(Element box annotations)
----
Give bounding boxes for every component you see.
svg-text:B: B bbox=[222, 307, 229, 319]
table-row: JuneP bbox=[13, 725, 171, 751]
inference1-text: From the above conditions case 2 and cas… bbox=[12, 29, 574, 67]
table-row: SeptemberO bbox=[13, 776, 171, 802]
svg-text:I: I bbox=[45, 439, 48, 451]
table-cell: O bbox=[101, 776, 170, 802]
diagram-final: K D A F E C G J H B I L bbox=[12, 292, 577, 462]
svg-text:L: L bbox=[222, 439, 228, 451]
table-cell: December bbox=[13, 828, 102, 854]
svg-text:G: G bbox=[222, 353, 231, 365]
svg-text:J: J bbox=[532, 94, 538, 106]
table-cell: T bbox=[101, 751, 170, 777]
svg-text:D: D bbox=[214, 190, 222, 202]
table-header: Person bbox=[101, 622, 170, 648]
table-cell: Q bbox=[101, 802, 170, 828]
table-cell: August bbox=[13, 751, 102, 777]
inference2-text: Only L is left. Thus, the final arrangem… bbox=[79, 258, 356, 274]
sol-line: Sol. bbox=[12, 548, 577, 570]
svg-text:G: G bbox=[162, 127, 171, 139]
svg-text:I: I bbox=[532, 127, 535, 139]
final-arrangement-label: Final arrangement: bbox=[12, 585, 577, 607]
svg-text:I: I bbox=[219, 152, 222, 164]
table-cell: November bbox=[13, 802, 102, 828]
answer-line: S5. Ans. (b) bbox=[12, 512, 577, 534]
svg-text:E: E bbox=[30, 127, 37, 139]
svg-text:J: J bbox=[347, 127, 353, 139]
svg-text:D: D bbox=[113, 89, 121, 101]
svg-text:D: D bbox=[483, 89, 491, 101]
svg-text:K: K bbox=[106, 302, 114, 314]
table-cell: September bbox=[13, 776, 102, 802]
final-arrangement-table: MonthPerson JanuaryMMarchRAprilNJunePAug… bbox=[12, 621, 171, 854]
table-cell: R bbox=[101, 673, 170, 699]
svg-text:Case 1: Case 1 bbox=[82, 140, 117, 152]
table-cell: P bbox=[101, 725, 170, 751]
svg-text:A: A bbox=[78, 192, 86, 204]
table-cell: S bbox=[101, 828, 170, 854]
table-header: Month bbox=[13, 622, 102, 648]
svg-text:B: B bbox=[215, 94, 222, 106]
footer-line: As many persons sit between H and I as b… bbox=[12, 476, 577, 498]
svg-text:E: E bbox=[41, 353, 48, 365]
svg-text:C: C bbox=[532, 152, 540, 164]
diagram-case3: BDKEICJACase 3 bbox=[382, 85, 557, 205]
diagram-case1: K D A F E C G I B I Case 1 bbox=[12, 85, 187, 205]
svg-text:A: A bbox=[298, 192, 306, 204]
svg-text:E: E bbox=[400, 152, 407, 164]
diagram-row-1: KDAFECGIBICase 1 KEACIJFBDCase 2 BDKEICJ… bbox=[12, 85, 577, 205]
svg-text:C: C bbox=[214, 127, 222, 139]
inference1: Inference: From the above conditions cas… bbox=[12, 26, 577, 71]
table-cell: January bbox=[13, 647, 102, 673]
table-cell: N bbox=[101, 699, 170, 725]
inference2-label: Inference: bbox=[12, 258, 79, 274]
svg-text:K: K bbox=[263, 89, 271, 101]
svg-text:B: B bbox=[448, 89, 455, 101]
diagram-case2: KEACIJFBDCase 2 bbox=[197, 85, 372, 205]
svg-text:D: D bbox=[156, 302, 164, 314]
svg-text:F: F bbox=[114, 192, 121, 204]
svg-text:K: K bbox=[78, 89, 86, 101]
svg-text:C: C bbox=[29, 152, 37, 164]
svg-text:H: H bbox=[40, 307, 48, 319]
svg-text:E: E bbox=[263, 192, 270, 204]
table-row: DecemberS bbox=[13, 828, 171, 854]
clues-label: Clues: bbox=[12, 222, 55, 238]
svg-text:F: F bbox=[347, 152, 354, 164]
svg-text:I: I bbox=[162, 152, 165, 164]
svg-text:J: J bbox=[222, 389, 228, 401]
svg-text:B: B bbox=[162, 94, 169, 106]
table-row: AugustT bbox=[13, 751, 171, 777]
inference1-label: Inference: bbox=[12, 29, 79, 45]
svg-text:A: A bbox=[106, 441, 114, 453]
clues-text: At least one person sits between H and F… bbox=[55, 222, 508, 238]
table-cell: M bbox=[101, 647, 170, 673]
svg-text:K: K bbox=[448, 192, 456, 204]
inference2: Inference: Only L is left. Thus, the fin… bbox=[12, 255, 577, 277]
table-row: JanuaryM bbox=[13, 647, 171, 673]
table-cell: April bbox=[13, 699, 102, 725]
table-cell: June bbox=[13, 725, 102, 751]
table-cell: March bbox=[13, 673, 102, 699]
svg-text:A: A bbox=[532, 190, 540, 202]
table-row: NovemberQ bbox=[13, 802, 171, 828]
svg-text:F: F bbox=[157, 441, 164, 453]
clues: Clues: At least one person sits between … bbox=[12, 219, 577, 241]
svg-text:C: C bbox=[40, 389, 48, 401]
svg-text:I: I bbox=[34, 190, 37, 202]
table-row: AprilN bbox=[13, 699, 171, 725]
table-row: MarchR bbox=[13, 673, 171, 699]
----
### Your objective
Reproduce every line above word for word, with no changes.

### Finished exercise
Give bounding boxes for every component you see.
svg-text:B: B bbox=[222, 307, 229, 319]
table-row: JuneP bbox=[13, 725, 171, 751]
inference1-text: From the above conditions case 2 and cas… bbox=[12, 29, 574, 67]
table-row: SeptemberO bbox=[13, 776, 171, 802]
svg-text:I: I bbox=[45, 439, 48, 451]
table-cell: O bbox=[101, 776, 170, 802]
diagram-final: K D A F E C G J H B I L bbox=[12, 292, 577, 462]
svg-text:L: L bbox=[222, 439, 228, 451]
table-cell: December bbox=[13, 828, 102, 854]
svg-text:G: G bbox=[222, 353, 231, 365]
svg-text:J: J bbox=[532, 94, 538, 106]
table-cell: T bbox=[101, 751, 170, 777]
svg-text:D: D bbox=[214, 190, 222, 202]
table-header: Person bbox=[101, 622, 170, 648]
table-cell: Q bbox=[101, 802, 170, 828]
table-cell: August bbox=[13, 751, 102, 777]
inference2-text: Only L is left. Thus, the final arrangem… bbox=[79, 258, 356, 274]
sol-line: Sol. bbox=[12, 548, 577, 570]
svg-text:G: G bbox=[162, 127, 171, 139]
svg-text:I: I bbox=[532, 127, 535, 139]
final-arrangement-label: Final arrangement: bbox=[12, 585, 577, 607]
svg-text:I: I bbox=[219, 152, 222, 164]
table-cell: November bbox=[13, 802, 102, 828]
answer-line: S5. Ans. (b) bbox=[12, 512, 577, 534]
svg-text:E: E bbox=[30, 127, 37, 139]
svg-text:J: J bbox=[347, 127, 353, 139]
svg-text:D: D bbox=[113, 89, 121, 101]
svg-text:D: D bbox=[483, 89, 491, 101]
svg-text:K: K bbox=[106, 302, 114, 314]
table-cell: September bbox=[13, 776, 102, 802]
final-arrangement-table: MonthPerson JanuaryMMarchRAprilNJunePAug… bbox=[12, 621, 171, 854]
table-cell: R bbox=[101, 673, 170, 699]
svg-text:Case 1: Case 1 bbox=[82, 140, 117, 152]
table-cell: P bbox=[101, 725, 170, 751]
svg-text:A: A bbox=[78, 192, 86, 204]
table-cell: S bbox=[101, 828, 170, 854]
table-header: Month bbox=[13, 622, 102, 648]
svg-text:B: B bbox=[215, 94, 222, 106]
footer-line: As many persons sit between H and I as b… bbox=[12, 476, 577, 498]
svg-text:E: E bbox=[41, 353, 48, 365]
svg-text:C: C bbox=[532, 152, 540, 164]
diagram-case3: BDKEICJACase 3 bbox=[382, 85, 557, 205]
diagram-case1: K D A F E C G I B I Case 1 bbox=[12, 85, 187, 205]
svg-text:A: A bbox=[298, 192, 306, 204]
svg-text:E: E bbox=[400, 152, 407, 164]
diagram-row-1: KDAFECGIBICase 1 KEACIJFBDCase 2 BDKEICJ… bbox=[12, 85, 577, 205]
svg-text:C: C bbox=[214, 127, 222, 139]
inference1: Inference: From the above conditions cas… bbox=[12, 26, 577, 71]
table-cell: January bbox=[13, 647, 102, 673]
table-cell: N bbox=[101, 699, 170, 725]
inference2-label: Inference: bbox=[12, 258, 79, 274]
svg-text:K: K bbox=[263, 89, 271, 101]
svg-text:B: B bbox=[448, 89, 455, 101]
diagram-case2: KEACIJFBDCase 2 bbox=[197, 85, 372, 205]
svg-text:D: D bbox=[156, 302, 164, 314]
svg-text:F: F bbox=[114, 192, 121, 204]
svg-text:K: K bbox=[78, 89, 86, 101]
svg-text:C: C bbox=[29, 152, 37, 164]
svg-text:H: H bbox=[40, 307, 48, 319]
svg-text:E: E bbox=[263, 192, 270, 204]
table-row: DecemberS bbox=[13, 828, 171, 854]
clues-label: Clues: bbox=[12, 222, 55, 238]
svg-text:F: F bbox=[347, 152, 354, 164]
svg-text:I: I bbox=[162, 152, 165, 164]
svg-text:J: J bbox=[222, 389, 228, 401]
svg-text:B: B bbox=[162, 94, 169, 106]
table-row: AugustT bbox=[13, 751, 171, 777]
inference1-label: Inference: bbox=[12, 29, 79, 45]
svg-text:A: A bbox=[106, 441, 114, 453]
clues-text: At least one person sits between H and F… bbox=[55, 222, 508, 238]
table-cell: M bbox=[101, 647, 170, 673]
svg-text:K: K bbox=[448, 192, 456, 204]
inference2: Inference: Only L is left. Thus, the fin… bbox=[12, 255, 577, 277]
table-row: JanuaryM bbox=[13, 647, 171, 673]
table-cell: April bbox=[13, 699, 102, 725]
table-cell: June bbox=[13, 725, 102, 751]
table-cell: March bbox=[13, 673, 102, 699]
svg-text:A: A bbox=[532, 190, 540, 202]
table-row: NovemberQ bbox=[13, 802, 171, 828]
svg-text:F: F bbox=[157, 441, 164, 453]
clues: Clues: At least one person sits between … bbox=[12, 219, 577, 241]
svg-text:C: C bbox=[40, 389, 48, 401]
svg-text:I: I bbox=[34, 190, 37, 202]
table-row: AprilN bbox=[13, 699, 171, 725]
table-row: MarchR bbox=[13, 673, 171, 699]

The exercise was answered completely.